Goal =
All of the entries must be reproduced exactly, with no images carried over.

Figure contents as structured data =
******

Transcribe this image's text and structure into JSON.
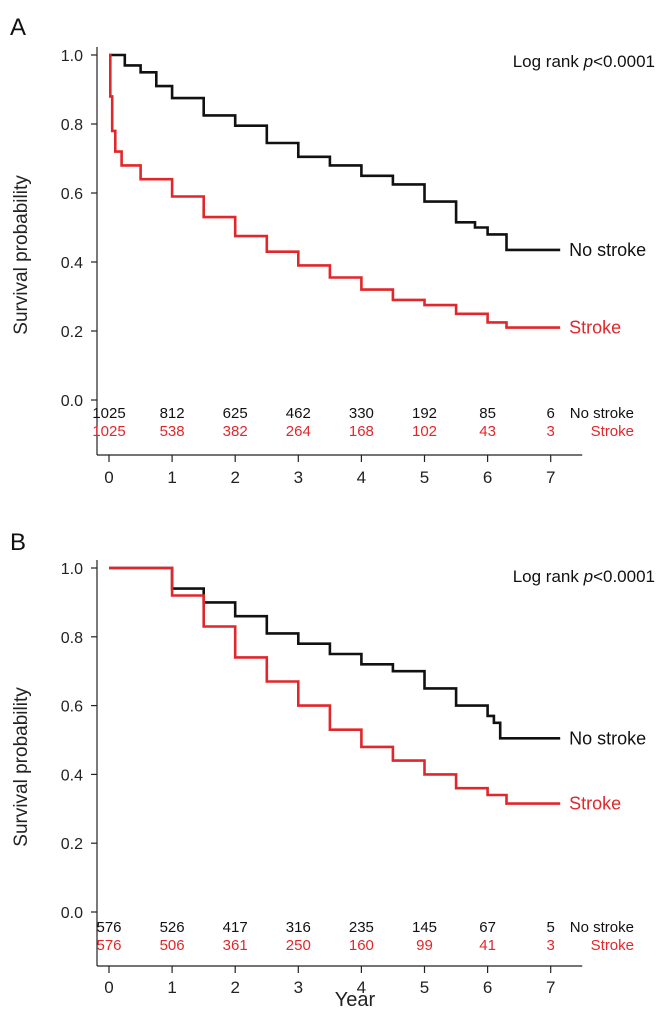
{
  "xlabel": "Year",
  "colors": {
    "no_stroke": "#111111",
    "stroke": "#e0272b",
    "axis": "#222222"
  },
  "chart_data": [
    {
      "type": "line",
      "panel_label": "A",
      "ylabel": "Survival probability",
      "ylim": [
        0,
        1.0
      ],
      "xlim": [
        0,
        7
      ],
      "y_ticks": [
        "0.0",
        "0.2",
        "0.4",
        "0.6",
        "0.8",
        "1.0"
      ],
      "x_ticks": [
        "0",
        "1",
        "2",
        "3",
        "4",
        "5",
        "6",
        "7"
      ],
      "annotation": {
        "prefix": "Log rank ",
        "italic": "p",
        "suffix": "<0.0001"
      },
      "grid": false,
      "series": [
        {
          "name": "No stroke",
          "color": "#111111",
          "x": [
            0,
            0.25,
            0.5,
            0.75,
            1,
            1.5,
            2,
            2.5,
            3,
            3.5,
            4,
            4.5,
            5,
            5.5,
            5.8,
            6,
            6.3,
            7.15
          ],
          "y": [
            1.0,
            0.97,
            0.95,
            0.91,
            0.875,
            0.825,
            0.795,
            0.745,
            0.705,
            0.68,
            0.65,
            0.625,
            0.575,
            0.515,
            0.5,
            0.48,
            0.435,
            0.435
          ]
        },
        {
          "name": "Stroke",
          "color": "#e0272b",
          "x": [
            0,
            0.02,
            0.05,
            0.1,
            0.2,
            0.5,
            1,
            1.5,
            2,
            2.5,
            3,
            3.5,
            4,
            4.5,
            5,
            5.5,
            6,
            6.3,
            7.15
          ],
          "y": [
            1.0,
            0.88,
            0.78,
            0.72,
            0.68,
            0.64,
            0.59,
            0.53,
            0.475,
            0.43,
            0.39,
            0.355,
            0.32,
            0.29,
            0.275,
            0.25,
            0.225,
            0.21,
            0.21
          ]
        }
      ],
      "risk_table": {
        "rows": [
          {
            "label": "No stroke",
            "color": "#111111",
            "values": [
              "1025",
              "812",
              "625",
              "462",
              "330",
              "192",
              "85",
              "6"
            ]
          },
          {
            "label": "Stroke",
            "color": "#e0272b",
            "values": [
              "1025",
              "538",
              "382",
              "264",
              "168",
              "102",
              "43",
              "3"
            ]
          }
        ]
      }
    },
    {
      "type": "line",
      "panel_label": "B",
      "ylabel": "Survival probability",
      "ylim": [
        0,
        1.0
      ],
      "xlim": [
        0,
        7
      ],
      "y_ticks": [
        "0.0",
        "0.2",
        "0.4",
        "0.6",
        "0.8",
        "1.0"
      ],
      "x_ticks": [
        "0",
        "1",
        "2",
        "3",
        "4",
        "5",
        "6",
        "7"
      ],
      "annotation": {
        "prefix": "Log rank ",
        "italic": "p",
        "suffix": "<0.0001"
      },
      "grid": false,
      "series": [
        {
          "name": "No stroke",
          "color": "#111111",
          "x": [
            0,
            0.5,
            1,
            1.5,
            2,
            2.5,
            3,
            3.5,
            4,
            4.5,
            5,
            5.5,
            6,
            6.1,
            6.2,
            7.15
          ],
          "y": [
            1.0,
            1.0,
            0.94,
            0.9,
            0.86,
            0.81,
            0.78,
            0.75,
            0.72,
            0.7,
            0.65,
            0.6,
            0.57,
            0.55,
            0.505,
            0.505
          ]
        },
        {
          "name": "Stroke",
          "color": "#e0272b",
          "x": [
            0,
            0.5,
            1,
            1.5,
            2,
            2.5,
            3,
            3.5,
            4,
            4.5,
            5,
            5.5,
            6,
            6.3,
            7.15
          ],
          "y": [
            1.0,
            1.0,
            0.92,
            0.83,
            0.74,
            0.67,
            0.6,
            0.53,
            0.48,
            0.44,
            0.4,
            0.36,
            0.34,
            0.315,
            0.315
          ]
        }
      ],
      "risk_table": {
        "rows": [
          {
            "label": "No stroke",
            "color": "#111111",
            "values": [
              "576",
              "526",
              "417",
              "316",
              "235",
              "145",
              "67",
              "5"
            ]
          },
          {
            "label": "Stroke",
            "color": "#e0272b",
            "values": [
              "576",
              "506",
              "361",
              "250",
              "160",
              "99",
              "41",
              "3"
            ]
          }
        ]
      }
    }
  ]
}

******

Solution to this task =
Transcribe this image's text and structure into JSON.
{
  "xlabel": "Year",
  "colors": {
    "no_stroke": "#111111",
    "stroke": "#e0272b",
    "axis": "#222222"
  },
  "chart_data": [
    {
      "type": "line",
      "panel_label": "A",
      "ylabel": "Survival probability",
      "ylim": [
        0,
        1.0
      ],
      "xlim": [
        0,
        7
      ],
      "y_ticks": [
        "0.0",
        "0.2",
        "0.4",
        "0.6",
        "0.8",
        "1.0"
      ],
      "x_ticks": [
        "0",
        "1",
        "2",
        "3",
        "4",
        "5",
        "6",
        "7"
      ],
      "annotation": {
        "prefix": "Log rank ",
        "italic": "p",
        "suffix": "<0.0001"
      },
      "grid": false,
      "series": [
        {
          "name": "No stroke",
          "color": "#111111",
          "x": [
            0,
            0.25,
            0.5,
            0.75,
            1,
            1.5,
            2,
            2.5,
            3,
            3.5,
            4,
            4.5,
            5,
            5.5,
            5.8,
            6,
            6.3,
            7.15
          ],
          "y": [
            1.0,
            0.97,
            0.95,
            0.91,
            0.875,
            0.825,
            0.795,
            0.745,
            0.705,
            0.68,
            0.65,
            0.625,
            0.575,
            0.515,
            0.5,
            0.48,
            0.435,
            0.435
          ]
        },
        {
          "name": "Stroke",
          "color": "#e0272b",
          "x": [
            0,
            0.02,
            0.05,
            0.1,
            0.2,
            0.5,
            1,
            1.5,
            2,
            2.5,
            3,
            3.5,
            4,
            4.5,
            5,
            5.5,
            6,
            6.3,
            7.15
          ],
          "y": [
            1.0,
            0.88,
            0.78,
            0.72,
            0.68,
            0.64,
            0.59,
            0.53,
            0.475,
            0.43,
            0.39,
            0.355,
            0.32,
            0.29,
            0.275,
            0.25,
            0.225,
            0.21,
            0.21
          ]
        }
      ],
      "risk_table": {
        "rows": [
          {
            "label": "No stroke",
            "color": "#111111",
            "values": [
              "1025",
              "812",
              "625",
              "462",
              "330",
              "192",
              "85",
              "6"
            ]
          },
          {
            "label": "Stroke",
            "color": "#e0272b",
            "values": [
              "1025",
              "538",
              "382",
              "264",
              "168",
              "102",
              "43",
              "3"
            ]
          }
        ]
      }
    },
    {
      "type": "line",
      "panel_label": "B",
      "ylabel": "Survival probability",
      "ylim": [
        0,
        1.0
      ],
      "xlim": [
        0,
        7
      ],
      "y_ticks": [
        "0.0",
        "0.2",
        "0.4",
        "0.6",
        "0.8",
        "1.0"
      ],
      "x_ticks": [
        "0",
        "1",
        "2",
        "3",
        "4",
        "5",
        "6",
        "7"
      ],
      "annotation": {
        "prefix": "Log rank ",
        "italic": "p",
        "suffix": "<0.0001"
      },
      "grid": false,
      "series": [
        {
          "name": "No stroke",
          "color": "#111111",
          "x": [
            0,
            0.5,
            1,
            1.5,
            2,
            2.5,
            3,
            3.5,
            4,
            4.5,
            5,
            5.5,
            6,
            6.1,
            6.2,
            7.15
          ],
          "y": [
            1.0,
            1.0,
            0.94,
            0.9,
            0.86,
            0.81,
            0.78,
            0.75,
            0.72,
            0.7,
            0.65,
            0.6,
            0.57,
            0.55,
            0.505,
            0.505
          ]
        },
        {
          "name": "Stroke",
          "color": "#e0272b",
          "x": [
            0,
            0.5,
            1,
            1.5,
            2,
            2.5,
            3,
            3.5,
            4,
            4.5,
            5,
            5.5,
            6,
            6.3,
            7.15
          ],
          "y": [
            1.0,
            1.0,
            0.92,
            0.83,
            0.74,
            0.67,
            0.6,
            0.53,
            0.48,
            0.44,
            0.4,
            0.36,
            0.34,
            0.315,
            0.315
          ]
        }
      ],
      "risk_table": {
        "rows": [
          {
            "label": "No stroke",
            "color": "#111111",
            "values": [
              "576",
              "526",
              "417",
              "316",
              "235",
              "145",
              "67",
              "5"
            ]
          },
          {
            "label": "Stroke",
            "color": "#e0272b",
            "values": [
              "576",
              "506",
              "361",
              "250",
              "160",
              "99",
              "41",
              "3"
            ]
          }
        ]
      }
    }
  ]
}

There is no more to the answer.